Copy out every one of the following items word for word.
====== Material provided ======
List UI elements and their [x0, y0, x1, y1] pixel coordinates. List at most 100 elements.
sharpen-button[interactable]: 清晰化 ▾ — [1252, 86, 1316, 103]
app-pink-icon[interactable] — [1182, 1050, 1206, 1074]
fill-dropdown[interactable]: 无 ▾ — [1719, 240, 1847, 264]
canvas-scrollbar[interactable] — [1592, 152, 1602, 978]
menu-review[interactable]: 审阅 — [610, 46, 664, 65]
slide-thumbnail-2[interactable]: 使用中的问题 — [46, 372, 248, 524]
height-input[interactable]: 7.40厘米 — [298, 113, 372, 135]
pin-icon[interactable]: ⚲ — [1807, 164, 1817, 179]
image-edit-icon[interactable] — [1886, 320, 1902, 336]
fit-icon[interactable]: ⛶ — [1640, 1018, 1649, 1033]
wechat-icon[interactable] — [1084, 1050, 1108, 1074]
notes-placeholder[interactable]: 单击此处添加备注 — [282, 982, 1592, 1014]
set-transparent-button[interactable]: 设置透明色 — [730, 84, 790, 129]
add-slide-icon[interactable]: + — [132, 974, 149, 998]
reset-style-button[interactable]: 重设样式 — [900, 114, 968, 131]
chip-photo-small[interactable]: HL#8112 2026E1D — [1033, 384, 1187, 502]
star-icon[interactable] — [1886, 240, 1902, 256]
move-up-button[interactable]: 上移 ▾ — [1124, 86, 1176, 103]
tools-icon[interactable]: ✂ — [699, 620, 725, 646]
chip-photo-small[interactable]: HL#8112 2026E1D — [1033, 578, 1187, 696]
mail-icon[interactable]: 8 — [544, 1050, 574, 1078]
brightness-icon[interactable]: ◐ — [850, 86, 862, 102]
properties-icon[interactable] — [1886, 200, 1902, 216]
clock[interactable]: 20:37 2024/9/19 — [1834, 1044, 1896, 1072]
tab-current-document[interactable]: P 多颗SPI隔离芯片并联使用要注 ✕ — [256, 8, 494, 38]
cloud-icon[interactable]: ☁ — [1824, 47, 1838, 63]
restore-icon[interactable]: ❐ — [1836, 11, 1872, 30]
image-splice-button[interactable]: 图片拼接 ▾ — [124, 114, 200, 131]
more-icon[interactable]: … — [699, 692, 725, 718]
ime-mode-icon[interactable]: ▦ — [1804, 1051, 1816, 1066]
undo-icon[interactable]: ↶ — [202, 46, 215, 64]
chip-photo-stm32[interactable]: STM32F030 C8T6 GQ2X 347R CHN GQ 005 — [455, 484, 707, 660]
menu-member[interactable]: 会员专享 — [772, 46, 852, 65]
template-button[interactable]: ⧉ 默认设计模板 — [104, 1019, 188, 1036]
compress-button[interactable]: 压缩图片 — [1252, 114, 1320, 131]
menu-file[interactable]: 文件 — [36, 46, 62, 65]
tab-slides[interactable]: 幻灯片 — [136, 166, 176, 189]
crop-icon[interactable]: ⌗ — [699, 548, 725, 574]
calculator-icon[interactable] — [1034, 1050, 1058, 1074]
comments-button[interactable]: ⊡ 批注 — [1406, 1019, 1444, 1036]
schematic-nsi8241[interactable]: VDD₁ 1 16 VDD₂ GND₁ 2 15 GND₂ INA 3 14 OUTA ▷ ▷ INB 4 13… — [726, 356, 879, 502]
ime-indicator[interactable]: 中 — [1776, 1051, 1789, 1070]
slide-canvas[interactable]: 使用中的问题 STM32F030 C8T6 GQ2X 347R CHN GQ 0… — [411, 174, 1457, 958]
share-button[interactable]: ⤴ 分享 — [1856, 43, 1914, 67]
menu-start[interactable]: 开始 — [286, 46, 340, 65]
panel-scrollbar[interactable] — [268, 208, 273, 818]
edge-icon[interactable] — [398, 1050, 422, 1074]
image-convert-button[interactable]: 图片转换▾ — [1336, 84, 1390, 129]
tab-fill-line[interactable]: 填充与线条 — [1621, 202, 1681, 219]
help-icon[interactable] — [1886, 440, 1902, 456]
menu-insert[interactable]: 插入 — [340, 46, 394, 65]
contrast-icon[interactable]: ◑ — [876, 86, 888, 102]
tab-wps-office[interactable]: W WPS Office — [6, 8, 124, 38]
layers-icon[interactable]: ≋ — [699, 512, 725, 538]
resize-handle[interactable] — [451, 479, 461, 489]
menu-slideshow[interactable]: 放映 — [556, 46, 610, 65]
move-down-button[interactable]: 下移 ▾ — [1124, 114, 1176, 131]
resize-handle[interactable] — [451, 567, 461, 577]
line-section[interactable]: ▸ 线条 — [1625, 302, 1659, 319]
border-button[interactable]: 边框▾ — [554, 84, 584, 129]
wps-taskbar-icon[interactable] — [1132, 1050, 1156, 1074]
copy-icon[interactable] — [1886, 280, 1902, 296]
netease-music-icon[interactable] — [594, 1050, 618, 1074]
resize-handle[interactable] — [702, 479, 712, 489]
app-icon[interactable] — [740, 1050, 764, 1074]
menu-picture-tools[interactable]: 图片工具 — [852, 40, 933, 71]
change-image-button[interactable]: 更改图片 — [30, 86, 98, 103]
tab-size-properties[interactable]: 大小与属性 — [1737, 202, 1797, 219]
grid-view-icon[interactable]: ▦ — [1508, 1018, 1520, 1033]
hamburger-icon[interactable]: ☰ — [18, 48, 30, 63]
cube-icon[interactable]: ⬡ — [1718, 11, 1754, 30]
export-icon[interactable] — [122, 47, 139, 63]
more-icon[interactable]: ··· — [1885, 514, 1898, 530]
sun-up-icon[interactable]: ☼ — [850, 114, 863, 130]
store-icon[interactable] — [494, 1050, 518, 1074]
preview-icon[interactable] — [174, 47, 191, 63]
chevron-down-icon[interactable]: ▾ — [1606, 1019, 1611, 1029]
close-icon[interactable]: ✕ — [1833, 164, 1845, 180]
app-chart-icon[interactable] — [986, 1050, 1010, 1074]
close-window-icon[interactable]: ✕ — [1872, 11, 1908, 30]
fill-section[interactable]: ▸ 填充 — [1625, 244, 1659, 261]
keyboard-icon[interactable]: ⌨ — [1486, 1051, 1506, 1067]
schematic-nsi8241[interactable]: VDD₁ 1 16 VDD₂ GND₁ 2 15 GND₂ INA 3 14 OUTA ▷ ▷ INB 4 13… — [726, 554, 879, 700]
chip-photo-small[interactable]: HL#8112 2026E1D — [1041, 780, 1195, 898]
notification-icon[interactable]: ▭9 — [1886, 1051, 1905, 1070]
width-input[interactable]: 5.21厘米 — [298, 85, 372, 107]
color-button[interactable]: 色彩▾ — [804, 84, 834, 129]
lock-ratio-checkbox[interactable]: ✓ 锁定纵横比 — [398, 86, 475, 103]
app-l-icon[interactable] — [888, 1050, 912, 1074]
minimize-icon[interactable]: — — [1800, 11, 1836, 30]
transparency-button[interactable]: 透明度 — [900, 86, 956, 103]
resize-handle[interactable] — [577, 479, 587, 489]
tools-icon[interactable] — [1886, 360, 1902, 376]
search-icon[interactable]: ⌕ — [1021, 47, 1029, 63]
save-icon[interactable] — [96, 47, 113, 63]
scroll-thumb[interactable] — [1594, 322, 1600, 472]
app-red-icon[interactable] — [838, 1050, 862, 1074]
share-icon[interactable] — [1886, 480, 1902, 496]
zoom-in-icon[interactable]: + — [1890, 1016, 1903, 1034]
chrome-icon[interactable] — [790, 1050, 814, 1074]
======
> _Correct answer_
List UI elements and their [x0, y0, x1, y1] pixel coordinates. List at most 100 elements.
sharpen-button[interactable]: 清晰化 ▾ — [1252, 86, 1316, 103]
app-pink-icon[interactable] — [1182, 1050, 1206, 1074]
fill-dropdown[interactable]: 无 ▾ — [1719, 240, 1847, 264]
canvas-scrollbar[interactable] — [1592, 152, 1602, 978]
menu-review[interactable]: 审阅 — [610, 46, 664, 65]
slide-thumbnail-2[interactable]: 使用中的问题 — [46, 372, 248, 524]
height-input[interactable]: 7.40厘米 — [298, 113, 372, 135]
pin-icon[interactable]: ⚲ — [1807, 164, 1817, 179]
image-edit-icon[interactable] — [1886, 320, 1902, 336]
fit-icon[interactable]: ⛶ — [1640, 1018, 1649, 1033]
wechat-icon[interactable] — [1084, 1050, 1108, 1074]
notes-placeholder[interactable]: 单击此处添加备注 — [282, 982, 1592, 1014]
set-transparent-button[interactable]: 设置透明色 — [730, 84, 790, 129]
add-slide-icon[interactable]: + — [132, 974, 149, 998]
reset-style-button[interactable]: 重设样式 — [900, 114, 968, 131]
chip-photo-small[interactable]: HL#8112 2026E1D — [1033, 384, 1187, 502]
star-icon[interactable] — [1886, 240, 1902, 256]
move-up-button[interactable]: 上移 ▾ — [1124, 86, 1176, 103]
tools-icon[interactable]: ✂ — [699, 620, 725, 646]
chip-photo-small[interactable]: HL#8112 2026E1D — [1033, 578, 1187, 696]
mail-icon[interactable]: 8 — [544, 1050, 574, 1078]
brightness-icon[interactable]: ◐ — [850, 86, 862, 102]
properties-icon[interactable] — [1886, 200, 1902, 216]
clock[interactable]: 20:37 2024/9/19 — [1834, 1044, 1896, 1072]
tab-current-document[interactable]: P 多颗SPI隔离芯片并联使用要注 ✕ — [256, 8, 494, 38]
cloud-icon[interactable]: ☁ — [1824, 47, 1838, 63]
restore-icon[interactable]: ❐ — [1836, 11, 1872, 30]
image-splice-button[interactable]: 图片拼接 ▾ — [124, 114, 200, 131]
more-icon[interactable]: … — [699, 692, 725, 718]
ime-mode-icon[interactable]: ▦ — [1804, 1051, 1816, 1066]
undo-icon[interactable]: ↶ — [202, 46, 215, 64]
chip-photo-stm32[interactable]: STM32F030 C8T6 GQ2X 347R CHN GQ 005 — [455, 484, 707, 660]
menu-member[interactable]: 会员专享 — [772, 46, 852, 65]
template-button[interactable]: ⧉ 默认设计模板 — [104, 1019, 188, 1036]
compress-button[interactable]: 压缩图片 — [1252, 114, 1320, 131]
menu-file[interactable]: 文件 — [36, 46, 62, 65]
tab-slides[interactable]: 幻灯片 — [136, 166, 176, 189]
crop-icon[interactable]: ⌗ — [699, 548, 725, 574]
calculator-icon[interactable] — [1034, 1050, 1058, 1074]
comments-button[interactable]: ⊡ 批注 — [1406, 1019, 1444, 1036]
schematic-nsi8241[interactable]: VDD₁ 1 16 VDD₂ GND₁ 2 15 GND₂ INA 3 14 OUTA ▷ ▷ INB 4 13… — [726, 356, 879, 502]
ime-indicator[interactable]: 中 — [1776, 1051, 1789, 1070]
slide-canvas[interactable]: 使用中的问题 STM32F030 C8T6 GQ2X 347R CHN GQ 0… — [411, 174, 1457, 958]
share-button[interactable]: ⤴ 分享 — [1856, 43, 1914, 67]
menu-start[interactable]: 开始 — [286, 46, 340, 65]
panel-scrollbar[interactable] — [268, 208, 273, 818]
edge-icon[interactable] — [398, 1050, 422, 1074]
image-convert-button[interactable]: 图片转换▾ — [1336, 84, 1390, 129]
tab-fill-line[interactable]: 填充与线条 — [1621, 202, 1681, 219]
help-icon[interactable] — [1886, 440, 1902, 456]
menu-insert[interactable]: 插入 — [340, 46, 394, 65]
contrast-icon[interactable]: ◑ — [876, 86, 888, 102]
tab-wps-office[interactable]: W WPS Office — [6, 8, 124, 38]
layers-icon[interactable]: ≋ — [699, 512, 725, 538]
resize-handle[interactable] — [451, 479, 461, 489]
menu-slideshow[interactable]: 放映 — [556, 46, 610, 65]
move-down-button[interactable]: 下移 ▾ — [1124, 114, 1176, 131]
resize-handle[interactable] — [451, 567, 461, 577]
line-section[interactable]: ▸ 线条 — [1625, 302, 1659, 319]
border-button[interactable]: 边框▾ — [554, 84, 584, 129]
wps-taskbar-icon[interactable] — [1132, 1050, 1156, 1074]
copy-icon[interactable] — [1886, 280, 1902, 296]
netease-music-icon[interactable] — [594, 1050, 618, 1074]
resize-handle[interactable] — [702, 479, 712, 489]
app-icon[interactable] — [740, 1050, 764, 1074]
menu-picture-tools[interactable]: 图片工具 — [852, 40, 933, 71]
change-image-button[interactable]: 更改图片 — [30, 86, 98, 103]
tab-size-properties[interactable]: 大小与属性 — [1737, 202, 1797, 219]
grid-view-icon[interactable]: ▦ — [1508, 1018, 1520, 1033]
hamburger-icon[interactable]: ☰ — [18, 48, 30, 63]
cube-icon[interactable]: ⬡ — [1718, 11, 1754, 30]
export-icon[interactable] — [122, 47, 139, 63]
more-icon[interactable]: ··· — [1885, 514, 1898, 530]
sun-up-icon[interactable]: ☼ — [850, 114, 863, 130]
store-icon[interactable] — [494, 1050, 518, 1074]
preview-icon[interactable] — [174, 47, 191, 63]
chevron-down-icon[interactable]: ▾ — [1606, 1019, 1611, 1029]
close-icon[interactable]: ✕ — [1833, 164, 1845, 180]
app-chart-icon[interactable] — [986, 1050, 1010, 1074]
close-window-icon[interactable]: ✕ — [1872, 11, 1908, 30]
fill-section[interactable]: ▸ 填充 — [1625, 244, 1659, 261]
keyboard-icon[interactable]: ⌨ — [1486, 1051, 1506, 1067]
schematic-nsi8241[interactable]: VDD₁ 1 16 VDD₂ GND₁ 2 15 GND₂ INA 3 14 OUTA ▷ ▷ INB 4 13… — [726, 554, 879, 700]
chip-photo-small[interactable]: HL#8112 2026E1D — [1041, 780, 1195, 898]
notification-icon[interactable]: ▭9 — [1886, 1051, 1905, 1070]
width-input[interactable]: 5.21厘米 — [298, 85, 372, 107]
color-button[interactable]: 色彩▾ — [804, 84, 834, 129]
lock-ratio-checkbox[interactable]: ✓ 锁定纵横比 — [398, 86, 475, 103]
app-l-icon[interactable] — [888, 1050, 912, 1074]
minimize-icon[interactable]: — — [1800, 11, 1836, 30]
transparency-button[interactable]: 透明度 — [900, 86, 956, 103]
resize-handle[interactable] — [577, 479, 587, 489]
tools-icon[interactable] — [1886, 360, 1902, 376]
search-icon[interactable]: ⌕ — [1021, 47, 1029, 63]
save-icon[interactable] — [96, 47, 113, 63]
scroll-thumb[interactable] — [1594, 322, 1600, 472]
app-red-icon[interactable] — [838, 1050, 862, 1074]
share-icon[interactable] — [1886, 480, 1902, 496]
zoom-in-icon[interactable]: + — [1890, 1016, 1903, 1034]
chrome-icon[interactable] — [790, 1050, 814, 1074]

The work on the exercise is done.